* [Document passage]
Fathom, the special events distributor, has announced that it will screen ‘Western Stars’ by Bruce Springsteen on October 19th and October 23rd, before Warner Bros. officially opens the documentary on October 25th. Fathom is teaming up with Warner Bros. for the special two-night event.
For those unaware, ‘Western Stars’ marks Bruce Springsteen’s directorial debut. It showcases archival footage along with personal narration. We also get to see Bruce Springsteen perform all 13 songs from ‘Western Stars’, the first studio album that he has put out in five years. Springsteen has co-directed the movie with longtime collaborator Thom Zimny. ‘Western Stars’ already made its debut at the Toronto Internation Film Festival on Thursday. Springsteen’s rendition of the album has a 30-piece orchestra as a backup. The entire thing is set in his barn that is almost a hundred years old.
The Fathom screenings will be special in their own way since they will include additional archival footage as well as previously unreleased music from the vault of Bruce Springsteen. The chief of distribution at Warner Bros., Jeff Goldstein, spoke about the project in a statement, saying, “With ‘Western Stars’, Bruce continues to evolve his craft as, for the first time, he takes us all on a cinematic journey through his music and his life”. The CEO of Fathom, Roy Nutt, added to this, saying, “The up-close visuals and spectacular acoustics transport cinema audiences right to Bruce’s barn for a complete musical experience.”

* [Apply what you read]
1 - Answer these questions from the article on the 'Western Stars' screenings:
(a) On which two dates will Fathom screen the film?
(b) How many songs from the album does Springsteen perform in it?
(c) Who is the CEO of Fathom?
2 - Extend the article about the 'Western Stars' screenings by a further paragraph that picks up after its last sentence.

* [Supplied records]
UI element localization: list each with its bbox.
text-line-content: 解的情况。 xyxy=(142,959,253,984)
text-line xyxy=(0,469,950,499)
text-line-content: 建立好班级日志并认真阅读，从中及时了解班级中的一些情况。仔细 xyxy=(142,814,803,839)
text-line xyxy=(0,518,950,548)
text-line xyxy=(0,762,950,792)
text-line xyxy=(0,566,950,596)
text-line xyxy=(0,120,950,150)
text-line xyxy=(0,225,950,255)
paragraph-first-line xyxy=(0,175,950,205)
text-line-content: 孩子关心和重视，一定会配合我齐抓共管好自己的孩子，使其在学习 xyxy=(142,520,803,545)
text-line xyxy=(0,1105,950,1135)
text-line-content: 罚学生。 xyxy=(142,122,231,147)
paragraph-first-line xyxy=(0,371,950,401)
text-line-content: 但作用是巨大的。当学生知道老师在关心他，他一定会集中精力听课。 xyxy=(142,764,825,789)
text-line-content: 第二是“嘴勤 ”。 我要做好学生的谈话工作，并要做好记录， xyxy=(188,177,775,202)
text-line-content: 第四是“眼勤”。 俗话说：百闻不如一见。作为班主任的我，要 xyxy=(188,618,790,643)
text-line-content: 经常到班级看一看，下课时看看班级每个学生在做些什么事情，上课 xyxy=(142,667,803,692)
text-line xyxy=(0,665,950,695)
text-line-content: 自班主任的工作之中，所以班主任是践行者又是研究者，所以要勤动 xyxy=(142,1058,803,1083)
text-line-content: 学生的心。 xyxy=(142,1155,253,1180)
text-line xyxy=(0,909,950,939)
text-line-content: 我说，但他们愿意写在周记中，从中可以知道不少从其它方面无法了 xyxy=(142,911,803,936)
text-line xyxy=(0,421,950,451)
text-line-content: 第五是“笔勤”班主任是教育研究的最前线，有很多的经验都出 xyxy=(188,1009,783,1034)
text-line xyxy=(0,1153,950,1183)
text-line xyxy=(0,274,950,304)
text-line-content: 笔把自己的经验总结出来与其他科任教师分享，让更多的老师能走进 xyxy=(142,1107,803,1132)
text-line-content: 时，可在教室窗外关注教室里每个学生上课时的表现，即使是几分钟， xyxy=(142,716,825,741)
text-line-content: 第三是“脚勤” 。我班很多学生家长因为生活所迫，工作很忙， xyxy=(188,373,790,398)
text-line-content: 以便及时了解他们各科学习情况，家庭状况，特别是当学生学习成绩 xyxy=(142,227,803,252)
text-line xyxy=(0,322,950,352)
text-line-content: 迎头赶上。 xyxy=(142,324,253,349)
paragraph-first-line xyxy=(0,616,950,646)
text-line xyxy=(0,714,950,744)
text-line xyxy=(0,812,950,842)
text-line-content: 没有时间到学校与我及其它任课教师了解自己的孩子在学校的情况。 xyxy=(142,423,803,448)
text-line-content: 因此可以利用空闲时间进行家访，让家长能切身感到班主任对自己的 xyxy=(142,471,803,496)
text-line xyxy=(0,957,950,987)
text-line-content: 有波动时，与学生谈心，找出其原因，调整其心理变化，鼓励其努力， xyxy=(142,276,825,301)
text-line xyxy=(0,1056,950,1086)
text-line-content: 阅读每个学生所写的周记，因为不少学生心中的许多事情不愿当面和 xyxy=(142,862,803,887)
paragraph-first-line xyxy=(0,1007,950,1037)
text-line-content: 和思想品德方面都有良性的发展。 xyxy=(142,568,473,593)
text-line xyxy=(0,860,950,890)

* [Answers by item number]
1 -
(a) October 19th and October 23rd
(b) All 13 songs
(c) Roy Nutt

2 -
‘Western Stars’ shows Springsteen continuing to test himself artistically and creatively. The Hollywood Reporter wrote about the film, saying that it “is a gorgeous tone poem that both deepens and personalizes the audio recording, creating a satisfying emotional arc that isn’t as apparent in the collection of 13 fully-orchestrated country-tinged songs released in June.” The publication has called it, “intimate and sweeping, should please both Springsteen completists and more recent fans when Western Stars rides into theaters October 25 — ideally those with sound systems worthy of the lush orchestral arrangements.”
Rolling Stone has also summarized the experience wonderfully, saying, “But Western Stars isn’t a therapy session. It’s a portrait of lightning momentarily bottled, the way all great concert movies are. It’s the pleasure of watching a guy who’s been doing this for 50-plus years find yet another way to make it fresh without abandoning what made it great in the first place. And it’s also a personal look at someone working it out through his music, looking to find a sense of peace in the spotlight and realizing, with a sigh of relief, that he’s actually found it.”